WRITTEN INSTRUCTION 1:
Reproduce part of the housing affordability article word for word, beginning at "Solving the National" and stopping after "problem not resolved?".
WRITTEN INSTRUCTION 2:
Write the next part of the housing affordability article, picking up after its final sentence.

SOURCE TEXT:
▼▼▼

Housing Affordability at Its Lowest Ever
A lack of affordable housing in North America is a disgrace. Despite a booming US economy and glowing jobs report, flourishing housing market, affordable housing and homelessness are decades long issues governments can’t seem to solve.
Look at this issue with more depth and concern, you soon discover that housing sales, home equity, low affordability, and homelessness may all be related. Then there’s the connection to free trade, poverty and privileged millionaires.
News Update: The Opportunity Zones: Will it encourage investment in housing in low income areas? President Trump’s investor incentive program involving 8700 “opportunity zones” in all 50 states is in the news again, with a news release on guidance for investors. Its purpose is to create businesses and jobs in low-income areas and lift residents out of poverty. Treasury Secretary Steven Mnuchin predicts that $100 billion in private capital will be invested in the new zones. “This incentive will foster economic revitalization and promote sustainable economic growth.” Investors could save up to 15% on taxes and will need to be committed to the investment for a set time.
Most multinational corporations are located in congested cities and don’t want a change in the profit status quo or their stock values. It’s not that corporate greed is indifferent only to poor people, you see opposition and a lack of funds for housing development of any kind, for any type of buyer. From California to New York to Florida, that attitude is similar.
President Trump’s “Make America Great Again” is a big pain for them which is why attacks on Trump are so persistent and well funded, and enabled through big media propaganda.
Free trade might have made sense in the 1980’s, but as it matured, the rate of poverty, national debt/deficit, problems in the US, Canada, UK, France, Germany, Australia, Sweden, and other advanced nations has rocketed. The fallout has been so intense in the US, it generated a backlash and the election of Donald Trump to correct the problem.
Ending Free Trade is a Great Start
Ending free trade and bringing jobs back from Asia is great, yet it won’t solve the housing crisis quickly. In fact, if companies relocate to San Francisco, San Jose, New York, Miami, Los Angeles and other congested areas, it worsens the issue. With good paying jobs in lower density cities, demand in low affordability cities eases.
Chicago, Philadelphia, Phoenix, Baltimore, Indianapolis, San Antonio, Detroit, Kansas City, St Louis, Columbus, Cleveland and many other other neglected cities would become very attractive for Millennials looking for a low priced home. See more data on all housing markets including Chicago, Atlanta, and New York on the US Housing update.
Who would argue against wealth redistribution and building the heartland of America again?
Solving the National Housing Crisis is Good for Everyone
From Realtors to homebuyers, bankers and construction workers, to appliance, flooring and furniture retailers and builders, this coming era is very positive. It’s not just conscience about the unfortunate — it’s healthy for everyone. So why is this problem not resolved?

▲▲▲

STORED DATA:

▼▼▼

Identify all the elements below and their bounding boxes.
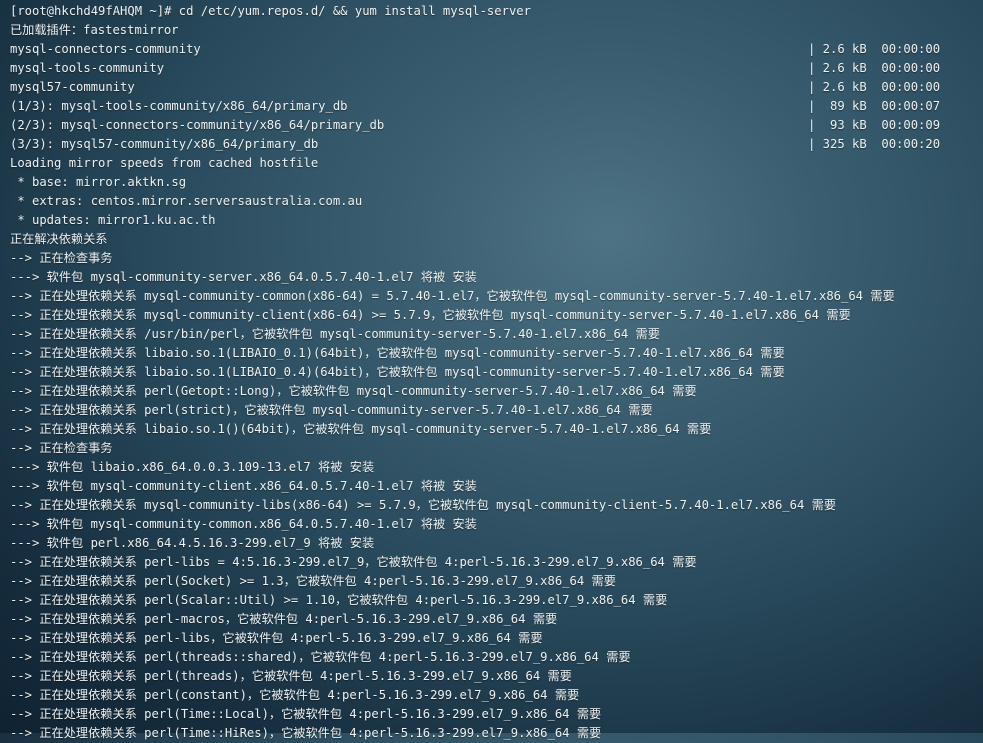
download-stats: | 325 kB 00:00:20 [808,137,941,151]
line-text: (2/3): mysql-connectors-community/x86_64… [10,118,385,132]
line-text: mysql-tools-community [10,61,165,75]
download-stats: | 2.6 kB 00:00:00 [808,80,941,94]
line-text: --> 正在处理依赖关系 perl(threads::shared)，它被软件包… [10,650,631,664]
line-text: --> 正在处理依赖关系 libaio.so.1(LIBAIO_0.4)(64b… [10,365,785,379]
line-text: --> 正在处理依赖关系 libaio.so.1()(64bit)，它被软件包 … [10,422,712,436]
terminal-line: --> 正在检查事务 [0,439,983,458]
terminal-line: Loading mirror speeds from cached hostfi… [0,154,983,173]
terminal-line: --> 正在处理依赖关系 libaio.so.1()(64bit)，它被软件包 … [0,420,983,439]
line-text: (1/3): mysql-tools-community/x86_64/prim… [10,99,348,113]
terminal-line: ---> 软件包 mysql-community-server.x86_64.0… [0,268,983,287]
line-text: * base: mirror.aktkn.sg [10,175,187,189]
download-stats: | 93 kB 00:00:09 [808,118,941,132]
line-text: --> 正在处理依赖关系 perl(Getopt::Long)，它被软件包 my… [10,384,697,398]
terminal-line: 正在解决依赖关系 [0,230,983,249]
terminal-line: --> 正在处理依赖关系 perl(constant)，它被软件包 4:perl… [0,686,983,705]
terminal-line: --> 正在处理依赖关系 libaio.so.1(LIBAIO_0.4)(64b… [0,363,983,382]
terminal-line: mysql-connectors-community | 2.6 kB 00:00… [0,40,983,59]
line-text: --> 正在检查事务 [10,251,113,265]
terminal-line: --> 正在处理依赖关系 perl(Time::Local)，它被软件包 4:p… [0,705,983,724]
terminal-line: [root@hkchd49fAHQM ~]# cd /etc/yum.repos… [0,2,983,21]
line-text: --> 正在处理依赖关系 perl(Scalar::Util) >= 1.10，… [10,593,668,607]
terminal-line: --> 正在检查事务 [0,249,983,268]
line-text: --> 正在处理依赖关系 perl(Time::Local)，它被软件包 4:p… [10,707,602,721]
terminal-line: --> 正在处理依赖关系 perl-libs，它被软件包 4:perl-5.16… [0,629,983,648]
terminal-line: --> 正在处理依赖关系 perl(Time::HiRes)，它被软件包 4:p… [0,724,983,743]
terminal-line: (3/3): mysql57-community/x86_64/primary_… [0,135,983,154]
download-stats: | 2.6 kB 00:00:00 [808,42,941,56]
terminal-output[interactable]: [root@hkchd49fAHQM ~]# cd /etc/yum.repos… [0,0,983,740]
line-text: ---> 软件包 mysql-community-client.x86_64.0… [10,479,477,493]
terminal-line: (1/3): mysql-tools-community/x86_64/prim… [0,97,983,116]
terminal-line: mysql57-community | 2.6 kB 00:00:00 [0,78,983,97]
line-text: 已加载插件：fastestmirror [10,23,179,37]
terminal-line: --> 正在处理依赖关系 mysql-community-client(x86-… [0,306,983,325]
terminal-line: --> 正在处理依赖关系 perl-macros，它被软件包 4:perl-5.… [0,610,983,629]
terminal-line: ---> 软件包 mysql-community-common.x86_64.0… [0,515,983,534]
line-text: (3/3): mysql57-community/x86_64/primary_… [10,137,319,151]
line-text: --> 正在处理依赖关系 mysql-community-common(x86-… [10,289,895,303]
terminal-line: --> 正在处理依赖关系 /usr/bin/perl，它被软件包 mysql-c… [0,325,983,344]
terminal-line: --> 正在处理依赖关系 perl(Getopt::Long)，它被软件包 my… [0,382,983,401]
line-text: ---> 软件包 mysql-community-server.x86_64.0… [10,270,477,284]
line-text: --> 正在处理依赖关系 perl-libs = 4:5.16.3-299.el… [10,555,697,569]
line-text: * updates: mirror1.ku.ac.th [10,213,216,227]
terminal-line: --> 正在处理依赖关系 perl-libs = 4:5.16.3-299.el… [0,553,983,572]
terminal-line: --> 正在处理依赖关系 mysql-community-libs(x86-64… [0,496,983,515]
line-text: --> 正在处理依赖关系 perl(Socket) >= 1.3，它被软件包 4… [10,574,616,588]
line-text: mysql57-community [10,80,135,94]
line-text: Loading mirror speeds from cached hostfi… [10,156,319,170]
terminal-line: --> 正在处理依赖关系 perl(Socket) >= 1.3，它被软件包 4… [0,572,983,591]
terminal-line: * updates: mirror1.ku.ac.th [0,211,983,230]
terminal-line: --> 正在处理依赖关系 mysql-community-common(x86-… [0,287,983,306]
terminal-line: ---> 软件包 mysql-community-client.x86_64.0… [0,477,983,496]
line-text: * extras: centos.mirror.serversaustralia… [10,194,363,208]
download-stats: | 89 kB 00:00:07 [808,99,941,113]
terminal-line: ---> 软件包 perl.x86_64.4.5.16.3-299.el7_9 … [0,534,983,553]
line-text: --> 正在处理依赖关系 perl(constant)，它被软件包 4:perl… [10,688,580,702]
terminal-line: --> 正在处理依赖关系 perl(threads::shared)，它被软件包… [0,648,983,667]
line-text: [root@hkchd49fAHQM ~]# cd /etc/yum.repos… [10,4,531,18]
line-text: --> 正在处理依赖关系 libaio.so.1(LIBAIO_0.1)(64b… [10,346,785,360]
terminal-line: * extras: centos.mirror.serversaustralia… [0,192,983,211]
terminal-line: --> 正在处理依赖关系 perl(strict)，它被软件包 mysql-co… [0,401,983,420]
terminal-line: mysql-tools-community | 2.6 kB 00:00:00 [0,59,983,78]
terminal-line: (2/3): mysql-connectors-community/x86_64… [0,116,983,135]
line-text: 正在解决依赖关系 [10,232,108,246]
line-text: --> 正在处理依赖关系 perl-macros，它被软件包 4:perl-5.… [10,612,558,626]
download-stats: | 2.6 kB 00:00:00 [808,61,941,75]
terminal-line: --> 正在处理依赖关系 libaio.so.1(LIBAIO_0.1)(64b… [0,344,983,363]
line-text: ---> 软件包 perl.x86_64.4.5.16.3-299.el7_9 … [10,536,375,550]
line-text: ---> 软件包 mysql-community-common.x86_64.0… [10,517,477,531]
line-text: --> 正在处理依赖关系 mysql-community-libs(x86-64… [10,498,837,512]
terminal-line: --> 正在处理依赖关系 perl(Scalar::Util) >= 1.10，… [0,591,983,610]
line-text: --> 正在处理依赖关系 perl(threads)，它被软件包 4:perl-… [10,669,572,683]
terminal-line: ---> 软件包 libaio.x86_64.0.0.3.109-13.el7 … [0,458,983,477]
line-text: --> 正在处理依赖关系 /usr/bin/perl，它被软件包 mysql-c… [10,327,660,341]
line-text: --> 正在处理依赖关系 mysql-community-client(x86-… [10,308,851,322]
line-text: --> 正在处理依赖关系 perl(strict)，它被软件包 mysql-co… [10,403,653,417]
terminal-line: --> 正在处理依赖关系 perl(threads)，它被软件包 4:perl-… [0,667,983,686]
terminal-line: 已加载插件：fastestmirror [0,21,983,40]
line-text: ---> 软件包 libaio.x86_64.0.0.3.109-13.el7 … [10,460,375,474]
line-text: mysql-connectors-community [10,42,201,56]
line-text: --> 正在处理依赖关系 perl-libs，它被软件包 4:perl-5.16… [10,631,543,645]
line-text: --> 正在检查事务 [10,441,113,455]
line-text: --> 正在处理依赖关系 perl(Time::HiRes)，它被软件包 4:p… [10,726,602,740]
terminal-line: * base: mirror.aktkn.sg [0,173,983,192]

▲▲▲

OUTPUT 1:
Solving the National Housing Crisis is Good for Everyone
From Realtors to homebuyers, bankers and construction workers, to appliance, flooring and furniture retailers and builders, this coming era is very positive. It’s not just conscience about the unfortunate — it’s healthy for everyone. So why is this problem not resolved?

OUTPUT 2:
In all, only 57.1% of new and existing homes sold between the beginning of April and end of June were affordable to families earning the U.S. median income of $71,900. This is down from the 61.6% of homes sold in the first quarter and the lowest reading since mid-2008 — from NAHB report.
Solutions for affordable housing have always been present but never chosen. It keeps getting worse. It appears the crisis is showing up in smaller cities too and the number of children involved is staggering. The problem isn’t just indifference, politics, and greed, it’s also ideologically-based as well.
Affordable Housing Solutions
Affordable housing solutions can only come from national, state, and local political efforts. The key is to fortify the building of new housing many different ways — force funds into housing development and strip opposition power to stop housing development.
- Federal governments need to reduce local government’s ability to block new housing or make it too expensive to build
- Federal legislation to fine and tax local NIMBY groups who oppose affordable housing in their communities
- Big tax incentives for builders for good multifamily housing solutions
- Tax incentives to encourage businesses to located away from congested urban areas to new priority cities
- Incentives for newly repatriated companies and jobs into areas able to grow and expand
- Offer rebates only for buyers, not investors looking for easy profit because they can afford downpayments
- Let foreign buyers invest in new housing developments
Children – The Future of Our Society Get Hurt
Chart courtesy of WTFRLY.comFrom the Brookings Institue: “in 2010 – only 11.2% of unsubsidized apartments were affordable to very low income households – and matters have gotten worse. In 2016, it’s only 4.3%.
Given the wealth and capabilities we all have, people should not be homeless in Toronto, Vancouver, Los Angeles, the Bay Area, New York, Atlanta, Dallas, or Miami. And paying 60% of monthly income for rental payments is unacceptable. One key solution among many is to develop land and build more housing.
Governments have wasted 10’s of trillions of dollars in the last 10 years and could easily have solved this persistent problem easily. In the U.S. president Obama sent more than $8 Trillion to unknown sources overseas. How much housing and new domestic GDP would that have created?
What Causes a Housing Crisis?
The core cause of housing crises appears to be income inequity, poverty and greed, government antipathy, local development opposition, and how governments constrain land usage. It is politics.
In 2018, the lower and middle class are victims of the Free Trade era. Jobs have gone offshore and more people are poorer. Big multinationals avoid paying taxes in the US and foreign business ownership means businesses don’t care enough to support affordable housing or local needs.
Investors too are global investors and care more about stock values and dividends than they do about people in Canada or the US — indifference, apathy, greed.
In most instances, it is the long standing politics of suppression, regulation, restriction, and NIMBYism that hasn’t been challenged by us all. Who stops development — The rich who want to protect their stock value and property values, leverage cheap labor abroad, and avoid paying taxes in the US or Canada (free trade). Sometimes, they lead local NIMBY groups to stop development of affordable housing and dry up funding.
Where resistance to building is strongest, homelessness and low affordability reign. In California NIMBYism and eco-based delays are considered a right. But if interest rates rise and housing materials, labor costs, and land prices increase, this situation could blow up nationally.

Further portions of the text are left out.